§ TASKS FOR THIS EXERCISE:
1/ Answer these from the forum thread below, one line each:
(a) According to Loderuna, what may have caused the Exotic Keepers forum to die?
(b) Which sections does feorag usually hang around in?
(c) How many friends does mrcriss prefer to keep?
2/ For each statement, answer yes or no according to the forum thread below, and quote the words that decide it:
(a) mrcriss says the Facebook mammal groups tend to be for a particular species.
(b) mrcriss has been able to find the RFUK group on Facebook.
(c) Blackhawk is fond of the word "pet."
3/ Extend the forum thread below about the Exotic Keepers forum past its last post.

§ QUOTED PASSAGE:
# Exotic Keepers Fourm



## Blackhawk (Nov 3, 2014)

Does any one know if the Exotic keepers Fourm is working ? Or is it linked to this site ? Tried logging on and nothing happened ...


----------



## mrcriss (Nov 2, 2010)

Has anyone even posted on it for the past 3 years? :/


----------



## feorag (Jul 31, 2007)

I can't access it, so it must be closed?


----------



## Loderuna (Mar 9, 2010)

I think it maybe died a death with so many facebook groups appearing. Shame,as it was a nice group.


----------



## PETERAROBERTSON (Jul 2, 2008)

Loderuna said:


> I think it maybe died a death with so many facebook groups appearing. Shame,as it was a nice group.


think there all heading that way.
sparse on here in comparison to a couple years ago.
unless you want to read about how to line a aph cage.


----------



## mrcriss (Nov 2, 2010)

PETERAROBERTSON said:


> think there all heading that way.
> sparse on here in comparison to a couple years ago.
> unless you want to read about how to line a aph cage.


Very true!  Sad 'cos it's the only section of the forum I look at these days

Gonna try take some pics today to do a post later on :2thumb:


----------



## DAZWIDD (Feb 9, 2009)

I might be wrong, but I feel that this site is slowly disappearing as well, there seem to be less daily posts than there was


----------



## feorag (Jul 31, 2007)

I agree - I usually only hang around in the Domestic, Exotic and Wildlife sections, but many's the day I come on (every day I look) and there are no posts. :sad:


----------



## mrcriss (Nov 2, 2010)

So why do you think that is then?


----------



## feorag (Jul 31, 2007)

I think it's bloody Facebook - everyone's on there.

Most of the regular people I used to chat to on threads in these sections are all on Facebook and most of them haven't posted on here for 2 years. :sad:

I hate RFUK on Facebook - they're all numpties on there - sorry! :roll:


----------



## mrcriss (Nov 2, 2010)

feorag said:


> I think it's bloody Facebook - everyone's on there.
> 
> Most of the regular people I used to chat to on threads in these sections are all on Facebook and most of them haven't posted on here for 2 years. :sad:
> 
> I hate RFUK on Facebook - they're all numpties on there - sorry! :roll:


I'm only on a couple of Facebook groups....but the mammal ones tend to be for a particular species, which is a bit blah!

Heard quite a few bad things about the rfuk group, but have never been able to even find it! 

The thing is, I don't want to join too many of those groups, because you end up with loads of friend requests, and I'm a bit picky about who I accept (preferring to only keep my friends to a round 100), and it's always awkward when you turn them down. :/


----------



## Blackhawk (Nov 3, 2014)

I was hoping to join this forum and any others to hook up with those who passionate about keeping Primates ... But so far not really met on one on here who wants to chat ... Appreciate it's an imotive subject ... And suspect there to many who decide I want a monkey as a " Pet " a word I loath ...so I hope those in the Primate world come Along and say hello ..

§ SOURCE DATA:

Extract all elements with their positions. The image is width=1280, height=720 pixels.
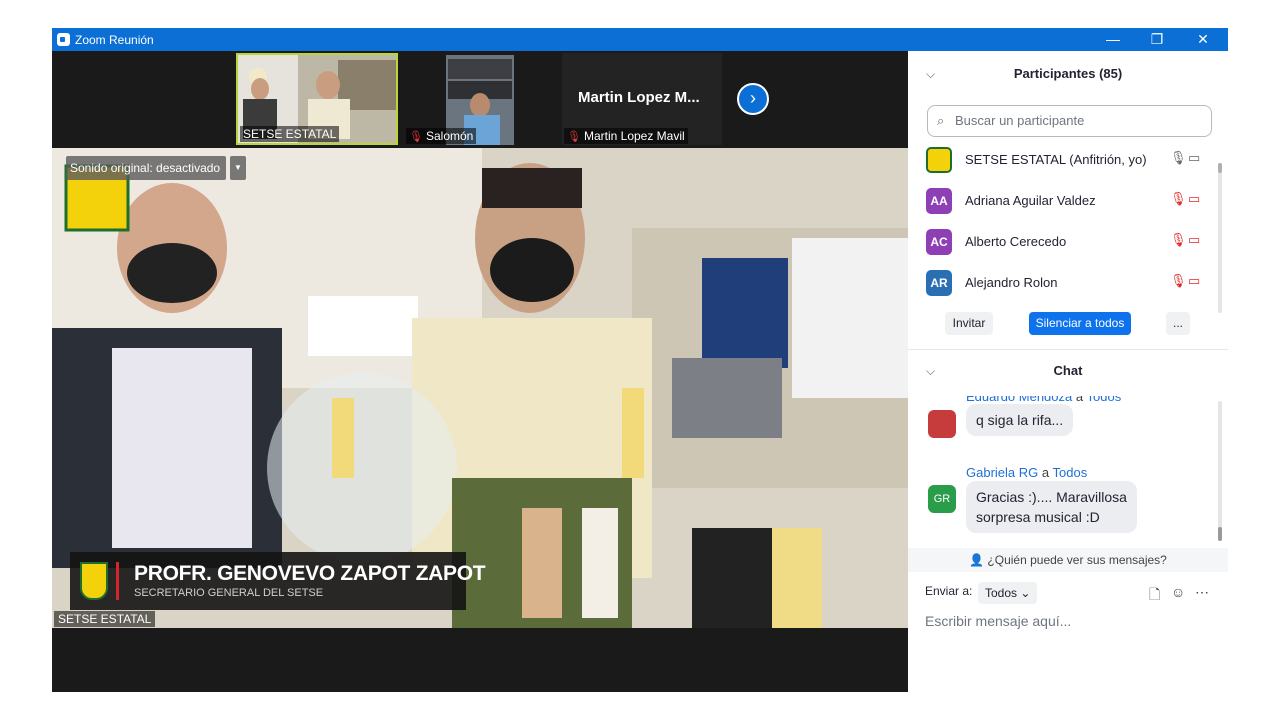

§ OUTPUTS BY TASK:
1/
(a) So many Facebook groups appearing.
(b) The Domestic, Exotic and Wildlife sections.
(c) A round 100.

2/
(a) Yes: "the mammal ones tend to be for a particular species"
(b) No: "have never been able to even find it!"
(c) No: "" Pet " a word I loath"

3/
----------



## feorag (Jul 31, 2007)

mrcriss said:


> I'm only on a couple of Facebook groups....but the mammal ones tend to be for a particular species, which is a bit blah!
> 
> Heard quite a few bad things about the rfuk group, but have never been able to even find it!
> 
> The thing is, I don't want to join too many of those groups, because you end up with loads of friend requests, and I'm a bit picky about who I accept (preferring to only keep my friends to a round 100), and it's always awkward when you turn them down. :/


I totally agree. I resited all attempts to get me to join for years, but eventually I had to as my GSD needed to socialise with big dogs and the only way I could find out when these walks were being held was through Facebook. 

And I definitely didn't want loads of friends (although I appear to have ended up with more than I intended).

I've got my settings so no-one can request me to be a friend. I've no idea how I did that - it just seemed to happen, but I love it cos that way I'm not inundated with friends requests and can't upset those people I don't want to accept. I do get occasional pm's asking me to friend them, but if I don't want to I just ignore them.

The problem with the RFUK group on Facebook is that it's only for reps - you're not allowed to post anything mammaly :roll: (but spiders appear to be OK), so no good for me anyway, but whenever I go and have a look it's literally all arguments and nastiness, so not for me.


----------



## kodakira (Jul 11, 2008)

Yes it appears the downfall of EKF was due to Facebook.

I was an *****istrator on there and started the Primate section which was great ( in my opinion ).

Sadly overtime less and less people went on and contributed so it slowly 
died a death.

To be fair this forum though has dwindled over the same period. This had more contributing members but really down to a low number now.

It is a shame !!


----------



## mrcriss (Nov 2, 2010)

feorag said:


> The problem with the RFUK group on Facebook is that it's only for reps - you're not allowed to post anything mammaly :roll: (but spiders appear to be OK), so no good for me anyway, .


Scaley fascists! :devil:


----------



## supatips (May 29, 2012)

I guessing but I suppose forums in general have taken a hit because of Facebook, I suppose it's perhaps the convenience of it all being under one roof compared with forums. 

I don't currently use facebook. I was invited to do so years ago and gave it a try but couldn't see the point of it to be honest. I've no desire to share my life with the world and have little interest in getting back in touch with people I possibly knew years ago (theres probably a reason we lost touch!) 

It does sound like a lot has changed over the years with the introduction of groups which I'm sure were not a thing when I had an account. Sooner or later I might give it a go again purely because the knowledge base on a lot of forums seems to be dwindling and the answers aren't always there.

Most of my time on RFUK has been spent in the shelled section and the amount of regular contributors that have stopped posting is astronomical. It used to be buzzing but now it feels like a ghost town.


----------



## Gryffindor (Jun 24, 2012)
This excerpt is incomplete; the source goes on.